- _Recorded information_
▬▬▬
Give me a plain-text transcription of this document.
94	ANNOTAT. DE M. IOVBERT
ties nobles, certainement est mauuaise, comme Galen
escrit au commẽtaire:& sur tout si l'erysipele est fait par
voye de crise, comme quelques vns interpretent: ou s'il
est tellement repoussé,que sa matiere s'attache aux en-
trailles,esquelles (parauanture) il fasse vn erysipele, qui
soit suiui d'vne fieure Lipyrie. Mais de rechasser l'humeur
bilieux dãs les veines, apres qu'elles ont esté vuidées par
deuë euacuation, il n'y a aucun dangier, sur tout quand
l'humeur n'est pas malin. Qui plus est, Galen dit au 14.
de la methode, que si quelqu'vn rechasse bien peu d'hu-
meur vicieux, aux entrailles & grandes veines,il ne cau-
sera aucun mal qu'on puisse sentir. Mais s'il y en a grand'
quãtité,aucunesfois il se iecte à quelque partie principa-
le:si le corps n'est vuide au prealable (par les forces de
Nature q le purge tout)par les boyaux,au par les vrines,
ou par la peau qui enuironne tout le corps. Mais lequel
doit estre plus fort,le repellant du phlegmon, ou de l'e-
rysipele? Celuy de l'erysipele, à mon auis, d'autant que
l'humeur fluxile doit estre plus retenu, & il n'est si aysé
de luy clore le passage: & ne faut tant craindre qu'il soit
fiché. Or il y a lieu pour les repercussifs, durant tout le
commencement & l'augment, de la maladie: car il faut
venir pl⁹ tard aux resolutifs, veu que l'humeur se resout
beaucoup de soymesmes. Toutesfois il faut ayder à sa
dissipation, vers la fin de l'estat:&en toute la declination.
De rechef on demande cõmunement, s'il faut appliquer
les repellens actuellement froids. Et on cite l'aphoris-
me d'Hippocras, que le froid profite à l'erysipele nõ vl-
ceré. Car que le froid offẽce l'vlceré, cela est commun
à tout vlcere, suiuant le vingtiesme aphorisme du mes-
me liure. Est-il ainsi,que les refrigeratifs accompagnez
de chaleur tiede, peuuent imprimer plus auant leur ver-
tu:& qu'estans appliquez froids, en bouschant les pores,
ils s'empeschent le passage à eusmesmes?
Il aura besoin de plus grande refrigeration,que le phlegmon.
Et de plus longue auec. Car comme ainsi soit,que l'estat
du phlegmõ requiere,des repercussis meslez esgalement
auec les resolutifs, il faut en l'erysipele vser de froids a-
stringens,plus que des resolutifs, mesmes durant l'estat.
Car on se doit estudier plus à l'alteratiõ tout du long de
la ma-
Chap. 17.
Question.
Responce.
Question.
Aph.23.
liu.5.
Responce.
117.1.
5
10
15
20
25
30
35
▬▬▬
- _Your task_
Write out every entry verbatim.

- _Solution for this exercise_
Give me a plain-text transcription of this document.
94	ANNOTAT. DE M. IOVBERT
ties nobles, certainement est mauuaise, comme Galen
escrit au commẽtaire:& sur tout si l'erysipele est fait par
voye de crise, comme quelques vns interpretent: ou s'il
est tellement repoussé,que sa matiere s'attache aux en-
trailles,esquelles (parauanture) il fasse vn erysipele, qui
soit suiui d'vne fieure Lipyrie. Mais de rechasser l'humeur
bilieux dãs les veines, apres qu'elles ont esté vuidées par
deuë euacuation, il n'y a aucun dangier, sur tout quand
l'humeur n'est pas malin. Qui plus est, Galen dit au 14.
de la methode, que si quelqu'vn rechasse bien peu d'hu-
meur vicieux, aux entrailles & grandes veines,il ne cau-
sera aucun mal qu'on puisse sentir. Mais s'il y en a grand'
quãtité,aucunesfois il se iecte à quelque partie principa-
le:si le corps n'est vuide au prealable (par les forces de
Nature q le purge tout)par les boyaux,au par les vrines,
ou par la peau qui enuironne tout le corps. Mais lequel
doit estre plus fort,le repellant du phlegmon, ou de l'e-
rysipele? Celuy de l'erysipele, à mon auis, d'autant que
l'humeur fluxile doit estre plus retenu, & il n'est si aysé
de luy clore le passage: & ne faut tant craindre qu'il soit
fiché. Or il y a lieu pour les repercussifs, durant tout le
commencement & l'augment, de la maladie: car il faut
venir pl⁹ tard aux resolutifs, veu que l'humeur se resout
beaucoup de soymesmes. Toutesfois il faut ayder à sa
dissipation, vers la fin de l'estat:&en toute la declination.
De rechef on demande cõmunement, s'il faut appliquer
les repellens actuellement froids. Et on cite l'aphoris-
me d'Hippocras, que le froid profite à l'erysipele nõ vl-
ceré. Car que le froid offẽce l'vlceré, cela est commun
à tout vlcere, suiuant le vingtiesme aphorisme du mes-
me liure. Est-il ainsi,que les refrigeratifs accompagnez
de chaleur tiede, peuuent imprimer plus auant leur ver-
tu:& qu'estans appliquez froids, en bouschant les pores,
ils s'empeschent le passage à eusmesmes?
Il aura besoin de plus grande refrigeration,que le phlegmon.
Et de plus longue auec. Car comme ainsi soit,que l'estat
du phlegmõ requiere,des repercussis meslez esgalement
auec les resolutifs, il faut en l'erysipele vser de froids a-
stringens,plus que des resolutifs, mesmes durant l'estat.
Car on se doit estudier plus à l'alteratiõ tout du long de
la ma-
Chap. 17.
Question.
Responce.
Question.
Aph.23.
liu.5.
Responce.
117.1.
5
10
15
20
25
30
35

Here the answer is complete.